▸ Exercise brief
Print the listing below exactly.
** begin **
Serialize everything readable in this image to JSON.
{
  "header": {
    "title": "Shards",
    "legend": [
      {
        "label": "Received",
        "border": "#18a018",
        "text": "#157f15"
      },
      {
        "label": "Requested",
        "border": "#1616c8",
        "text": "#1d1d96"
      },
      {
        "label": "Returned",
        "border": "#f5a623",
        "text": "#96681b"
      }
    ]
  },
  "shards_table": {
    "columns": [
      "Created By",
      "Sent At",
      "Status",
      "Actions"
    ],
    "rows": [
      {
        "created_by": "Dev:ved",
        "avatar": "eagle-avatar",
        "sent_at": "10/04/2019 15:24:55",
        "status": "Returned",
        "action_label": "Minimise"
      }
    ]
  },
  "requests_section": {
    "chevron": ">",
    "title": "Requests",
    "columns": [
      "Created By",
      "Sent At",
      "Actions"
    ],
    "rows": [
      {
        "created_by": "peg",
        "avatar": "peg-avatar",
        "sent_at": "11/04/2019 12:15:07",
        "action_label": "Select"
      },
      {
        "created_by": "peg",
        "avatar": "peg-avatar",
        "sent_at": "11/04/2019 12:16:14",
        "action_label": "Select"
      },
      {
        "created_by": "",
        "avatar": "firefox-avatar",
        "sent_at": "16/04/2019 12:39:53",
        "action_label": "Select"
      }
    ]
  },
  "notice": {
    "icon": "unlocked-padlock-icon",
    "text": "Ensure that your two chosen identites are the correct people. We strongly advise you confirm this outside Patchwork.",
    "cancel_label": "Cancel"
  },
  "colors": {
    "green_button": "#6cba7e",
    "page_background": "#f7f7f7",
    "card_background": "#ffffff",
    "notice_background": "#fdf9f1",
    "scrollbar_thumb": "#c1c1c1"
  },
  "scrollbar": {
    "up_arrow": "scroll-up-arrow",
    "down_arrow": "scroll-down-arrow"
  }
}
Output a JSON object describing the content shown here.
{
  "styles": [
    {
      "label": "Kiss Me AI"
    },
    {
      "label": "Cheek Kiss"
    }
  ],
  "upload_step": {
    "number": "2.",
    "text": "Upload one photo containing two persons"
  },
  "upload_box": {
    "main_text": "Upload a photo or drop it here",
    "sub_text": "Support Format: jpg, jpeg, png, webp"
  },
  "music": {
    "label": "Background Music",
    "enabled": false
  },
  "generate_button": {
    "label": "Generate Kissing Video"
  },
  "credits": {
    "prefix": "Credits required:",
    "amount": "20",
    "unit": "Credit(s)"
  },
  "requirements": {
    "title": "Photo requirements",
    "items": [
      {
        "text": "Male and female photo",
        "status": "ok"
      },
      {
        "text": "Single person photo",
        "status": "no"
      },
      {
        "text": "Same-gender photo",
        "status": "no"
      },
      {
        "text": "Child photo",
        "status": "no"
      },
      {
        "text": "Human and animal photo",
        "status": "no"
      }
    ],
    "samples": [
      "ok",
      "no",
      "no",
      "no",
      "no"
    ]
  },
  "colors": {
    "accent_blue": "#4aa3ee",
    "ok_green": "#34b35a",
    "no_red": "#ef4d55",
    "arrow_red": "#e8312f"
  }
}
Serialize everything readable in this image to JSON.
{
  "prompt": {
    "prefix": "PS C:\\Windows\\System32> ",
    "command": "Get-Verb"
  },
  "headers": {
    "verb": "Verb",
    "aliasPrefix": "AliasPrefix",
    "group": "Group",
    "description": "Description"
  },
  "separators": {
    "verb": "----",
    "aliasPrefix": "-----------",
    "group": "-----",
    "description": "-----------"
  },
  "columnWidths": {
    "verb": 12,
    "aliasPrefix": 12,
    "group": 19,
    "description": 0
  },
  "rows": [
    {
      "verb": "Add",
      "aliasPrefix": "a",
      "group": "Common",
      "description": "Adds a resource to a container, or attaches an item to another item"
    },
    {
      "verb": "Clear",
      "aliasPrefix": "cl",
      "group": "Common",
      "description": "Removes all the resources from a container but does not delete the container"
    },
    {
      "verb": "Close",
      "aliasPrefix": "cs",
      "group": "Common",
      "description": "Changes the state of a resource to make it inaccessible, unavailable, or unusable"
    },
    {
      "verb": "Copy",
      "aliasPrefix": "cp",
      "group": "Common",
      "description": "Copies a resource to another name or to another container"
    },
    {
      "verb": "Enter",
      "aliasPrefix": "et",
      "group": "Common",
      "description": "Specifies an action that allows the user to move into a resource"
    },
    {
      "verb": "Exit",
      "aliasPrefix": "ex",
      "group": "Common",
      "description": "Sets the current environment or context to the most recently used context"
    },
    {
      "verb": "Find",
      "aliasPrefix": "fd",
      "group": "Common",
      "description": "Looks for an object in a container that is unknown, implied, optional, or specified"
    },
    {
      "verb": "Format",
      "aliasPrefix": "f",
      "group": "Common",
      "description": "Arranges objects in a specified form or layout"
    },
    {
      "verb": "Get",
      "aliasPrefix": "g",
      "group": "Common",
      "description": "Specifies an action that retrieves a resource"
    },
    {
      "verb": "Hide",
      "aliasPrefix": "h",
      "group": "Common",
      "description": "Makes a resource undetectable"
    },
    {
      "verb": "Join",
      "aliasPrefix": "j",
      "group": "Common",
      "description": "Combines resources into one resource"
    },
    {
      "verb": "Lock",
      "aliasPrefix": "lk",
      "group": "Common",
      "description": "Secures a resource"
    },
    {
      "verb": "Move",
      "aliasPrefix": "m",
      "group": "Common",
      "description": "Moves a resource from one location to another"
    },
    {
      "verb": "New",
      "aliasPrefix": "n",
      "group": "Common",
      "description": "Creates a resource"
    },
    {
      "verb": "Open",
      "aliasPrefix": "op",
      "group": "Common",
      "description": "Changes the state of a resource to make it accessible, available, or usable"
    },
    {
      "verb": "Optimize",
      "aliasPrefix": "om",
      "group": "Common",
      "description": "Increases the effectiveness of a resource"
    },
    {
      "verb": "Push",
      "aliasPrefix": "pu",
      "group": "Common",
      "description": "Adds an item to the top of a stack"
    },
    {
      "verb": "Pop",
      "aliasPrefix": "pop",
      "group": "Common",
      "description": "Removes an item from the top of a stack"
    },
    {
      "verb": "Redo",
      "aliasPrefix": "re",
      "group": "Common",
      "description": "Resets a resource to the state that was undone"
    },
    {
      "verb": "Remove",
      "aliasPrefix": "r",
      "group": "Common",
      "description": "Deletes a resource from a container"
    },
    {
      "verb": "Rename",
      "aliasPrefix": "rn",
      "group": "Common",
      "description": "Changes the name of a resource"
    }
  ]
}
** end **
▸ Finished answer
Serialize everything readable in this image to JSON.
{
  "header": {
    "title": "Shards",
    "legend": [
      {
        "label": "Received",
        "border": "#18a018",
        "text": "#157f15"
      },
      {
        "label": "Requested",
        "border": "#1616c8",
        "text": "#1d1d96"
      },
      {
        "label": "Returned",
        "border": "#f5a623",
        "text": "#96681b"
      }
    ]
  },
  "shards_table": {
    "columns": [
      "Created By",
      "Sent At",
      "Status",
      "Actions"
    ],
    "rows": [
      {
        "created_by": "Dev:ved",
        "avatar": "eagle-avatar",
        "sent_at": "10/04/2019 15:24:55",
        "status": "Returned",
        "action_label": "Minimise"
      }
    ]
  },
  "requests_section": {
    "chevron": ">",
    "title": "Requests",
    "columns": [
      "Created By",
      "Sent At",
      "Actions"
    ],
    "rows": [
      {
        "created_by": "peg",
        "avatar": "peg-avatar",
        "sent_at": "11/04/2019 12:15:07",
        "action_label": "Select"
      },
      {
        "created_by": "peg",
        "avatar": "peg-avatar",
        "sent_at": "11/04/2019 12:16:14",
        "action_label": "Select"
      },
      {
        "created_by": "",
        "avatar": "firefox-avatar",
        "sent_at": "16/04/2019 12:39:53",
        "action_label": "Select"
      }
    ]
  },
  "notice": {
    "icon": "unlocked-padlock-icon",
    "text": "Ensure that your two chosen identites are the correct people. We strongly advise you confirm this outside Patchwork.",
    "cancel_label": "Cancel"
  },
  "colors": {
    "green_button": "#6cba7e",
    "page_background": "#f7f7f7",
    "card_background": "#ffffff",
    "notice_background": "#fdf9f1",
    "scrollbar_thumb": "#c1c1c1"
  },
  "scrollbar": {
    "up_arrow": "scroll-up-arrow",
    "down_arrow": "scroll-down-arrow"
  }
}
Output a JSON object describing the content shown here.
{
  "styles": [
    {
      "label": "Kiss Me AI"
    },
    {
      "label": "Cheek Kiss"
    }
  ],
  "upload_step": {
    "number": "2.",
    "text": "Upload one photo containing two persons"
  },
  "upload_box": {
    "main_text": "Upload a photo or drop it here",
    "sub_text": "Support Format: jpg, jpeg, png, webp"
  },
  "music": {
    "label": "Background Music",
    "enabled": false
  },
  "generate_button": {
    "label": "Generate Kissing Video"
  },
  "credits": {
    "prefix": "Credits required:",
    "amount": "20",
    "unit": "Credit(s)"
  },
  "requirements": {
    "title": "Photo requirements",
    "items": [
      {
        "text": "Male and female photo",
        "status": "ok"
      },
      {
        "text": "Single person photo",
        "status": "no"
      },
      {
        "text": "Same-gender photo",
        "status": "no"
      },
      {
        "text": "Child photo",
        "status": "no"
      },
      {
        "text": "Human and animal photo",
        "status": "no"
      }
    ],
    "samples": [
      "ok",
      "no",
      "no",
      "no",
      "no"
    ]
  },
  "colors": {
    "accent_blue": "#4aa3ee",
    "ok_green": "#34b35a",
    "no_red": "#ef4d55",
    "arrow_red": "#e8312f"
  }
}
Serialize everything readable in this image to JSON.
{
  "prompt": {
    "prefix": "PS C:\\Windows\\System32> ",
    "command": "Get-Verb"
  },
  "headers": {
    "verb": "Verb",
    "aliasPrefix": "AliasPrefix",
    "group": "Group",
    "description": "Description"
  },
  "separators": {
    "verb": "----",
    "aliasPrefix": "-----------",
    "group": "-----",
    "description": "-----------"
  },
  "columnWidths": {
    "verb": 12,
    "aliasPrefix": 12,
    "group": 19,
    "description": 0
  },
  "rows": [
    {
      "verb": "Add",
      "aliasPrefix": "a",
      "group": "Common",
      "description": "Adds a resource to a container, or attaches an item to another item"
    },
    {
      "verb": "Clear",
      "aliasPrefix": "cl",
      "group": "Common",
      "description": "Removes all the resources from a container but does not delete the container"
    },
    {
      "verb": "Close",
      "aliasPrefix": "cs",
      "group": "Common",
      "description": "Changes the state of a resource to make it inaccessible, unavailable, or unusable"
    },
    {
      "verb": "Copy",
      "aliasPrefix": "cp",
      "group": "Common",
      "description": "Copies a resource to another name or to another container"
    },
    {
      "verb": "Enter",
      "aliasPrefix": "et",
      "group": "Common",
      "description": "Specifies an action that allows the user to move into a resource"
    },
    {
      "verb": "Exit",
      "aliasPrefix": "ex",
      "group": "Common",
      "description": "Sets the current environment or context to the most recently used context"
    },
    {
      "verb": "Find",
      "aliasPrefix": "fd",
      "group": "Common",
      "description": "Looks for an object in a container that is unknown, implied, optional, or specified"
    },
    {
      "verb": "Format",
      "aliasPrefix": "f",
      "group": "Common",
      "description": "Arranges objects in a specified form or layout"
    },
    {
      "verb": "Get",
      "aliasPrefix": "g",
      "group": "Common",
      "description": "Specifies an action that retrieves a resource"
    },
    {
      "verb": "Hide",
      "aliasPrefix": "h",
      "group": "Common",
      "description": "Makes a resource undetectable"
    },
    {
      "verb": "Join",
      "aliasPrefix": "j",
      "group": "Common",
      "description": "Combines resources into one resource"
    },
    {
      "verb": "Lock",
      "aliasPrefix": "lk",
      "group": "Common",
      "description": "Secures a resource"
    },
    {
      "verb": "Move",
      "aliasPrefix": "m",
      "group": "Common",
      "description": "Moves a resource from one location to another"
    },
    {
      "verb": "New",
      "aliasPrefix": "n",
      "group": "Common",
      "description": "Creates a resource"
    },
    {
      "verb": "Open",
      "aliasPrefix": "op",
      "group": "Common",
      "description": "Changes the state of a resource to make it accessible, available, or usable"
    },
    {
      "verb": "Optimize",
      "aliasPrefix": "om",
      "group": "Common",
      "description": "Increases the effectiveness of a resource"
    },
    {
      "verb": "Push",
      "aliasPrefix": "pu",
      "group": "Common",
      "description": "Adds an item to the top of a stack"
    },
    {
      "verb": "Pop",
      "aliasPrefix": "pop",
      "group": "Common",
      "description": "Removes an item from the top of a stack"
    },
    {
      "verb": "Redo",
      "aliasPrefix": "re",
      "group": "Common",
      "description": "Resets a resource to the state that was undone"
    },
    {
      "verb": "Remove",
      "aliasPrefix": "r",
      "group": "Common",
      "description": "Deletes a resource from a container"
    },
    {
      "verb": "Rename",
      "aliasPrefix": "rn",
      "group": "Common",
      "description": "Changes the name of a resource"
    }
  ]
}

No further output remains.